* Exercise directions: Identify the lines that contain the string "text", then copy each of them.

* Material provided:

^^^^^^^^

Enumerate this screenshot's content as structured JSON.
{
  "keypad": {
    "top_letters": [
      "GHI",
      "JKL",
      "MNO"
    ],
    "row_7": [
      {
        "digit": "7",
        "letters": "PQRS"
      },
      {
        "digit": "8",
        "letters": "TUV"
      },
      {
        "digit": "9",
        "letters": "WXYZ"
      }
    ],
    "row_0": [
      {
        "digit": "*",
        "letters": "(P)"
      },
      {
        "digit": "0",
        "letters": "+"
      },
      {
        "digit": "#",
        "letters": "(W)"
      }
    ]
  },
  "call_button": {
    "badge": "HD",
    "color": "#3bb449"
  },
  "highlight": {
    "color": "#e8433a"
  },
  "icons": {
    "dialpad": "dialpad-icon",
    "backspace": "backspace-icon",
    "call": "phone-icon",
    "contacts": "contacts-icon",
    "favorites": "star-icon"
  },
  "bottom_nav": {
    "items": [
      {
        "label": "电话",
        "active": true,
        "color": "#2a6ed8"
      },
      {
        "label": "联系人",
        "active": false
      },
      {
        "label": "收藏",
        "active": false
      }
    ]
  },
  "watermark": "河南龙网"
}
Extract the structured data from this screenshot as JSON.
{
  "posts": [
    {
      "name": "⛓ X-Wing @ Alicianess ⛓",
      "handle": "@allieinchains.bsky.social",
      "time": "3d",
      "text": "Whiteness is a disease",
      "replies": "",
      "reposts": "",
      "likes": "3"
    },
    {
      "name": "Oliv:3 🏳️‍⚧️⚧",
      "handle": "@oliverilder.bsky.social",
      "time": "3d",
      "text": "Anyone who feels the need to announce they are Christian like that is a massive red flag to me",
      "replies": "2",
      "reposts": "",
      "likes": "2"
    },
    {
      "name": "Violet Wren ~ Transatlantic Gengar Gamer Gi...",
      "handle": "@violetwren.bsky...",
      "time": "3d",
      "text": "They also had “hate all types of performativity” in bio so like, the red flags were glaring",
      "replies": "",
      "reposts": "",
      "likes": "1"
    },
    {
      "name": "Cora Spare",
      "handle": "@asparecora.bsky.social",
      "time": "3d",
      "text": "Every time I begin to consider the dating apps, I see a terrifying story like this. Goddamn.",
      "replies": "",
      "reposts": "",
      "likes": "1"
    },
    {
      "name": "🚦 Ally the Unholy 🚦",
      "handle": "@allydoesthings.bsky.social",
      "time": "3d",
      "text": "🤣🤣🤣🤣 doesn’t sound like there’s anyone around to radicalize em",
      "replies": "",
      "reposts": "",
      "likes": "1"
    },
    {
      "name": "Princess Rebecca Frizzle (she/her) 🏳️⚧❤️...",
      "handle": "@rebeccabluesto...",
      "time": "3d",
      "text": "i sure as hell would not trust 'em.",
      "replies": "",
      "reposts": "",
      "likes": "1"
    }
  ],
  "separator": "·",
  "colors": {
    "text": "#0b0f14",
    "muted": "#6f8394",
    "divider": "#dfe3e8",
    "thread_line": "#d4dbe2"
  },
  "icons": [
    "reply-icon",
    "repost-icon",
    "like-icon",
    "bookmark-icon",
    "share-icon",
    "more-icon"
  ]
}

^^^^^^^^

* Answer to this exercise:
      "text": "Whiteness is a disease",
      "text": "Anyone who feels the need to announce they are Christian like that is a massive red flag to me",
      "text": "They also had “hate all types of performativity” in bio so like, the red flags were glaring",
      "text": "Every time I begin to consider the dating apps, I see a terrifying story like this. Goddamn.",
      "text": "🤣🤣🤣🤣 doesn’t sound like there’s anyone around to radicalize em",
      "text": "i sure as hell would not trust 'em.",
    "text": "#0b0f14",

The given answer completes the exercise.